(Data entries)
******************************
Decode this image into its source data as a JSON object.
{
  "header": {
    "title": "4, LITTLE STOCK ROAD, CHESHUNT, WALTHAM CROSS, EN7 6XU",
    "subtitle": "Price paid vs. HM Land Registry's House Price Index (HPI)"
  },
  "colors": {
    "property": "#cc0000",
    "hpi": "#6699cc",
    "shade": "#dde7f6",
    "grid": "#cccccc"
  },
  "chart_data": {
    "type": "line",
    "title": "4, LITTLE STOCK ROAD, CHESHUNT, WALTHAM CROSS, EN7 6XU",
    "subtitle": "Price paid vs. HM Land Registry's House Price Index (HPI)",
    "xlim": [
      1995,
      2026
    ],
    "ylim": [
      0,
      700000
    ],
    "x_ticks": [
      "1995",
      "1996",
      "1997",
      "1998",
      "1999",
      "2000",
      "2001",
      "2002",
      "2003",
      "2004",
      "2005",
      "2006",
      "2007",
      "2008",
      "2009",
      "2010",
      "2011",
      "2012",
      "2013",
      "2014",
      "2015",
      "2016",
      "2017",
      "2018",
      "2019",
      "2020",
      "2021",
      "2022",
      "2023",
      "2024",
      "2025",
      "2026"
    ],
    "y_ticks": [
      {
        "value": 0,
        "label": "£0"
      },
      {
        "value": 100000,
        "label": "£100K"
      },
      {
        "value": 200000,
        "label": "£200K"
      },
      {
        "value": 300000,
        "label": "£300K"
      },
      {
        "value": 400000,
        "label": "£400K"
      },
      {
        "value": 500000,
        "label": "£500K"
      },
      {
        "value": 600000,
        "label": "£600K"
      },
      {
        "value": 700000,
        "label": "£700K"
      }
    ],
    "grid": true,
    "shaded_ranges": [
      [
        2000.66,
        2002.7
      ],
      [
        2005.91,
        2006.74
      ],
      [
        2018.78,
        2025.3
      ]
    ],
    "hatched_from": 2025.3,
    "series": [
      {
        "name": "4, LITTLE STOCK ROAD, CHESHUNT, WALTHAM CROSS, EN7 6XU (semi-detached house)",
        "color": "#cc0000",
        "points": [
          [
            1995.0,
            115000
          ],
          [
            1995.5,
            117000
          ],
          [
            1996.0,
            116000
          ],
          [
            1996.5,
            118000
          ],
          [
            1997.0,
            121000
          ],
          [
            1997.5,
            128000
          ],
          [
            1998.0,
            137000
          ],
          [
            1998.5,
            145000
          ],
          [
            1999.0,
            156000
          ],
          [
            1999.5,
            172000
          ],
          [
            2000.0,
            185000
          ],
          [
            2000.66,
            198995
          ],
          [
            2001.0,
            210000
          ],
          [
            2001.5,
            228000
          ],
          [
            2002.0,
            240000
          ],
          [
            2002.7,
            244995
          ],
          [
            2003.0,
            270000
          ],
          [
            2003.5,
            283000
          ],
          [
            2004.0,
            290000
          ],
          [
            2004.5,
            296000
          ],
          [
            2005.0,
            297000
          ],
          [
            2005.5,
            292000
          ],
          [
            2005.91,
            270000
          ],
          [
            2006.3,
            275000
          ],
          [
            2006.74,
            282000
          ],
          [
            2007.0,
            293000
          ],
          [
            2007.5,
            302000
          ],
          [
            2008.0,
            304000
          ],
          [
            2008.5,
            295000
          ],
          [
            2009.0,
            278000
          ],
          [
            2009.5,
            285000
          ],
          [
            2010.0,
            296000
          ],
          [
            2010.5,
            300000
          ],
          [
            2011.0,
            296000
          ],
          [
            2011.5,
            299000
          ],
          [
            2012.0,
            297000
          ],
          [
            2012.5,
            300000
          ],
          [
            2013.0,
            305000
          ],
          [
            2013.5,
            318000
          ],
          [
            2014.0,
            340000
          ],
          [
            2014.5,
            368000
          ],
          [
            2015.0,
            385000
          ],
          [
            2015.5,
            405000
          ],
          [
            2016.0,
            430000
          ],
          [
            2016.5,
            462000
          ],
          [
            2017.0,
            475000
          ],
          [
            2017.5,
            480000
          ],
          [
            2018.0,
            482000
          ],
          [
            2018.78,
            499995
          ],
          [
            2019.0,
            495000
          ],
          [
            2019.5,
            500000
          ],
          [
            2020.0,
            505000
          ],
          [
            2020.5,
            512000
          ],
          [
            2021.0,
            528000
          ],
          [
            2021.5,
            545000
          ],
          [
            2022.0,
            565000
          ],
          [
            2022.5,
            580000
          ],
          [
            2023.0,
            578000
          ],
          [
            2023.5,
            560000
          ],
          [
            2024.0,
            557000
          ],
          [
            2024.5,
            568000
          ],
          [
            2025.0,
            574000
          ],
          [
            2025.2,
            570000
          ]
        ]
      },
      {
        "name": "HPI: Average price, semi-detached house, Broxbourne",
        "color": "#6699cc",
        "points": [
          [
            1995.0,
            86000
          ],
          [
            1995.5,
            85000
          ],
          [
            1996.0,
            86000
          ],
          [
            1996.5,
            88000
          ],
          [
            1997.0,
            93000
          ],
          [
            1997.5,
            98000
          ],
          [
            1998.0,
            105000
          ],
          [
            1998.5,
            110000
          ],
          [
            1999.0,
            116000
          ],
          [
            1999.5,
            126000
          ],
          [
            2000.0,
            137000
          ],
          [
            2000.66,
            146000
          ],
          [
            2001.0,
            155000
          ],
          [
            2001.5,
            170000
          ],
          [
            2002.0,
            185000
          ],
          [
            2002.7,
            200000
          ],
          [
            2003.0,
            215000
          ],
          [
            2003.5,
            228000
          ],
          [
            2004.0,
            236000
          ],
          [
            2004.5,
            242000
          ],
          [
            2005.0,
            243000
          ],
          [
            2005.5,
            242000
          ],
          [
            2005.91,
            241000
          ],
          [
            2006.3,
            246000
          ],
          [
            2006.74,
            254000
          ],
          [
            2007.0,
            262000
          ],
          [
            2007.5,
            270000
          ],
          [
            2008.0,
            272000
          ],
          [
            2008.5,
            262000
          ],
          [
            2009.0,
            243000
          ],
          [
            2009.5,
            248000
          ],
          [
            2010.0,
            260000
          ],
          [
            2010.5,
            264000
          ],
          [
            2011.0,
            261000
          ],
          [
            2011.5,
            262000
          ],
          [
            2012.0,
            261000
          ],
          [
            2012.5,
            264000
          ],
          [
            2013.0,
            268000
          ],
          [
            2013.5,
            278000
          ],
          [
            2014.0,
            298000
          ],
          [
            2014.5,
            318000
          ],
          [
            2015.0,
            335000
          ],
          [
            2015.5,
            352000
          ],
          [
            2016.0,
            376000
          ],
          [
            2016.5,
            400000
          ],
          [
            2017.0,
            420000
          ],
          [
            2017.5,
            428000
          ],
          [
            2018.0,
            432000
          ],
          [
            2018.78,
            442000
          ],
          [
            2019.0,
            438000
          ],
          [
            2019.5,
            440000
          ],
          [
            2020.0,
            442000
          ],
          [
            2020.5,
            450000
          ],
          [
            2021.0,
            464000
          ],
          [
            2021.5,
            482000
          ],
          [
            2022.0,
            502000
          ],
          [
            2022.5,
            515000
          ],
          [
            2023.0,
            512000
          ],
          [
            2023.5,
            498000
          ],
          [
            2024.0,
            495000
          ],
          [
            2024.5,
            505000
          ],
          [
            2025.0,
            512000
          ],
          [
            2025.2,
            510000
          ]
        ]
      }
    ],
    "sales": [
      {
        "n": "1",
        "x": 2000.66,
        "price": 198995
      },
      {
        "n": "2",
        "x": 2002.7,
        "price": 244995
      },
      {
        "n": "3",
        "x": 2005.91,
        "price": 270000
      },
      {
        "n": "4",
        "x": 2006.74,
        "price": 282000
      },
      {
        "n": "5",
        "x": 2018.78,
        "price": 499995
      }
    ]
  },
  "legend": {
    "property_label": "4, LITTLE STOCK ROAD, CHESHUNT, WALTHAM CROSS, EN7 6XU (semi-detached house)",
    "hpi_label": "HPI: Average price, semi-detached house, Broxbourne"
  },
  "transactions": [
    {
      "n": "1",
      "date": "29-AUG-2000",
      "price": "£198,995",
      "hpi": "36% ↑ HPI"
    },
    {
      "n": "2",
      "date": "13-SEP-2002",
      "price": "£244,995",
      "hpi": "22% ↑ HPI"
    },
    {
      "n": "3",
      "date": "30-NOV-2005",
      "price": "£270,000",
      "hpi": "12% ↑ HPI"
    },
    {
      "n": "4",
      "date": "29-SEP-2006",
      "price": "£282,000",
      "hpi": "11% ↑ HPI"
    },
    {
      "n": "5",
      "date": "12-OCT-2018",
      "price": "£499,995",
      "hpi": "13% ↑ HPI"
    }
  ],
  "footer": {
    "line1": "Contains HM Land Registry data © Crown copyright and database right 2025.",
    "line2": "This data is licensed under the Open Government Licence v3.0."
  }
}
******************************
- [The request]
Find the count of lines in the data above where the string "Broxbourne" occurs. Provide that number alone.

- [Expected answer]
2